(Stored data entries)

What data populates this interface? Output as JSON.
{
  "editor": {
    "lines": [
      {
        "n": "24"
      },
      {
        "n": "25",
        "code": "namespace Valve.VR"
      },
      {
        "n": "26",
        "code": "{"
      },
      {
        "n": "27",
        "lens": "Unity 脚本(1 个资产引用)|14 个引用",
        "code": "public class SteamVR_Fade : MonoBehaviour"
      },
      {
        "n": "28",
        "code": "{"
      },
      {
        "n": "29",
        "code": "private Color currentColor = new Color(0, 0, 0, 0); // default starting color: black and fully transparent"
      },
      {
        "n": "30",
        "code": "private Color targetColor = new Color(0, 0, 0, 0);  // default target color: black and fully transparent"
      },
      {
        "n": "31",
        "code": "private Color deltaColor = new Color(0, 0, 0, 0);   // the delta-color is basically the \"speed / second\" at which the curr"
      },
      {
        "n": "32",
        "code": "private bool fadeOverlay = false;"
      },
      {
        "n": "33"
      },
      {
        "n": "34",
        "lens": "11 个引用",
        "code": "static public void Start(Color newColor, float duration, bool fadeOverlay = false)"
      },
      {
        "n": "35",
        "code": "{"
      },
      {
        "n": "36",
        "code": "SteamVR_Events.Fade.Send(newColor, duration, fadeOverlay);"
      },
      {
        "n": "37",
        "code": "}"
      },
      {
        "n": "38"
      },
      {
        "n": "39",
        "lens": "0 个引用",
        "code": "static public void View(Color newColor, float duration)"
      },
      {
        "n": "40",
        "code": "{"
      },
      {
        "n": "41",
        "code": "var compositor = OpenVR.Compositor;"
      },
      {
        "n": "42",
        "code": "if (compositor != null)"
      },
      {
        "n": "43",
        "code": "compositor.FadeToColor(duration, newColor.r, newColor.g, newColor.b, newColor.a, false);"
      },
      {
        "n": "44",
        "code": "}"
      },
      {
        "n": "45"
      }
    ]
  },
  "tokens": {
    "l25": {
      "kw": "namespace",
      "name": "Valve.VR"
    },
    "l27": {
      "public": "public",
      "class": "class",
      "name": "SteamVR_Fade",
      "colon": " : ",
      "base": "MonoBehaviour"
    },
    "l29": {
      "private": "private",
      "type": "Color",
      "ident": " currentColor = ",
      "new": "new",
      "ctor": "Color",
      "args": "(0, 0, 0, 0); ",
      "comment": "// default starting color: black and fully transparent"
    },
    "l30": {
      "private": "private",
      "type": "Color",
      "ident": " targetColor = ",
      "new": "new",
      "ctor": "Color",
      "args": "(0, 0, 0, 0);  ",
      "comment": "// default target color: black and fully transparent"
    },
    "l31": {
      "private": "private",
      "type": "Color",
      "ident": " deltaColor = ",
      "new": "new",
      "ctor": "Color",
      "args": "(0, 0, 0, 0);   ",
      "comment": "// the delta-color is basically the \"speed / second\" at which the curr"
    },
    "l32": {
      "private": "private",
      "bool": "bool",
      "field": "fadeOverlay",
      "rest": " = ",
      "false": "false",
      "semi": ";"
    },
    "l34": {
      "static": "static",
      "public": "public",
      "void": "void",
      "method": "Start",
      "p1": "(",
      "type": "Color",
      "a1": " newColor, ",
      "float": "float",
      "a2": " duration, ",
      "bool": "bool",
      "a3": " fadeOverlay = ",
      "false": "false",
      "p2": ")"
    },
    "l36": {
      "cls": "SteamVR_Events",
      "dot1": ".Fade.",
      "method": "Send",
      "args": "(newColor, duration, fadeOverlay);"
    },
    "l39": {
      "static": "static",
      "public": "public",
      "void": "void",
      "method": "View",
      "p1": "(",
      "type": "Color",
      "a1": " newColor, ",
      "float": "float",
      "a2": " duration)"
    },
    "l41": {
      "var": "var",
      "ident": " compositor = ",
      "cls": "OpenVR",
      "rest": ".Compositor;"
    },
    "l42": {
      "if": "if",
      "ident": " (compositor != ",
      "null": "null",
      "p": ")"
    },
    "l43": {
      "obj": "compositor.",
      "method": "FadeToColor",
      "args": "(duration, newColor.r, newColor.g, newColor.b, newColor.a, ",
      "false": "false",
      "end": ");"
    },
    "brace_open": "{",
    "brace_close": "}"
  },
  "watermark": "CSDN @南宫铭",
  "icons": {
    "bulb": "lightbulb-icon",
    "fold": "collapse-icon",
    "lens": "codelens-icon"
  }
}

- **Requirements**:
Print out the whole listing exactly as it appears.

- **Exercise response**:
What data populates this interface? Output as JSON.
{
  "editor": {
    "lines": [
      {
        "n": "24"
      },
      {
        "n": "25",
        "code": "namespace Valve.VR"
      },
      {
        "n": "26",
        "code": "{"
      },
      {
        "n": "27",
        "lens": "Unity 脚本(1 个资产引用)|14 个引用",
        "code": "public class SteamVR_Fade : MonoBehaviour"
      },
      {
        "n": "28",
        "code": "{"
      },
      {
        "n": "29",
        "code": "private Color currentColor = new Color(0, 0, 0, 0); // default starting color: black and fully transparent"
      },
      {
        "n": "30",
        "code": "private Color targetColor = new Color(0, 0, 0, 0);  // default target color: black and fully transparent"
      },
      {
        "n": "31",
        "code": "private Color deltaColor = new Color(0, 0, 0, 0);   // the delta-color is basically the \"speed / second\" at which the curr"
      },
      {
        "n": "32",
        "code": "private bool fadeOverlay = false;"
      },
      {
        "n": "33"
      },
      {
        "n": "34",
        "lens": "11 个引用",
        "code": "static public void Start(Color newColor, float duration, bool fadeOverlay = false)"
      },
      {
        "n": "35",
        "code": "{"
      },
      {
        "n": "36",
        "code": "SteamVR_Events.Fade.Send(newColor, duration, fadeOverlay);"
      },
      {
        "n": "37",
        "code": "}"
      },
      {
        "n": "38"
      },
      {
        "n": "39",
        "lens": "0 个引用",
        "code": "static public void View(Color newColor, float duration)"
      },
      {
        "n": "40",
        "code": "{"
      },
      {
        "n": "41",
        "code": "var compositor = OpenVR.Compositor;"
      },
      {
        "n": "42",
        "code": "if (compositor != null)"
      },
      {
        "n": "43",
        "code": "compositor.FadeToColor(duration, newColor.r, newColor.g, newColor.b, newColor.a, false);"
      },
      {
        "n": "44",
        "code": "}"
      },
      {
        "n": "45"
      }
    ]
  },
  "tokens": {
    "l25": {
      "kw": "namespace",
      "name": "Valve.VR"
    },
    "l27": {
      "public": "public",
      "class": "class",
      "name": "SteamVR_Fade",
      "colon": " : ",
      "base": "MonoBehaviour"
    },
    "l29": {
      "private": "private",
      "type": "Color",
      "ident": " currentColor = ",
      "new": "new",
      "ctor": "Color",
      "args": "(0, 0, 0, 0); ",
      "comment": "// default starting color: black and fully transparent"
    },
    "l30": {
      "private": "private",
      "type": "Color",
      "ident": " targetColor = ",
      "new": "new",
      "ctor": "Color",
      "args": "(0, 0, 0, 0);  ",
      "comment": "// default target color: black and fully transparent"
    },
    "l31": {
      "private": "private",
      "type": "Color",
      "ident": " deltaColor = ",
      "new": "new",
      "ctor": "Color",
      "args": "(0, 0, 0, 0);   ",
      "comment": "// the delta-color is basically the \"speed / second\" at which the curr"
    },
    "l32": {
      "private": "private",
      "bool": "bool",
      "field": "fadeOverlay",
      "rest": " = ",
      "false": "false",
      "semi": ";"
    },
    "l34": {
      "static": "static",
      "public": "public",
      "void": "void",
      "method": "Start",
      "p1": "(",
      "type": "Color",
      "a1": " newColor, ",
      "float": "float",
      "a2": " duration, ",
      "bool": "bool",
      "a3": " fadeOverlay = ",
      "false": "false",
      "p2": ")"
    },
    "l36": {
      "cls": "SteamVR_Events",
      "dot1": ".Fade.",
      "method": "Send",
      "args": "(newColor, duration, fadeOverlay);"
    },
    "l39": {
      "static": "static",
      "public": "public",
      "void": "void",
      "method": "View",
      "p1": "(",
      "type": "Color",
      "a1": " newColor, ",
      "float": "float",
      "a2": " duration)"
    },
    "l41": {
      "var": "var",
      "ident": " compositor = ",
      "cls": "OpenVR",
      "rest": ".Compositor;"
    },
    "l42": {
      "if": "if",
      "ident": " (compositor != ",
      "null": "null",
      "p": ")"
    },
    "l43": {
      "obj": "compositor.",
      "method": "FadeToColor",
      "args": "(duration, newColor.r, newColor.g, newColor.b, newColor.a, ",
      "false": "false",
      "end": ");"
    },
    "brace_open": "{",
    "brace_close": "}"
  },
  "watermark": "CSDN @南宫铭",
  "icons": {
    "bulb": "lightbulb-icon",
    "fold": "collapse-icon",
    "lens": "codelens-icon"
  }
}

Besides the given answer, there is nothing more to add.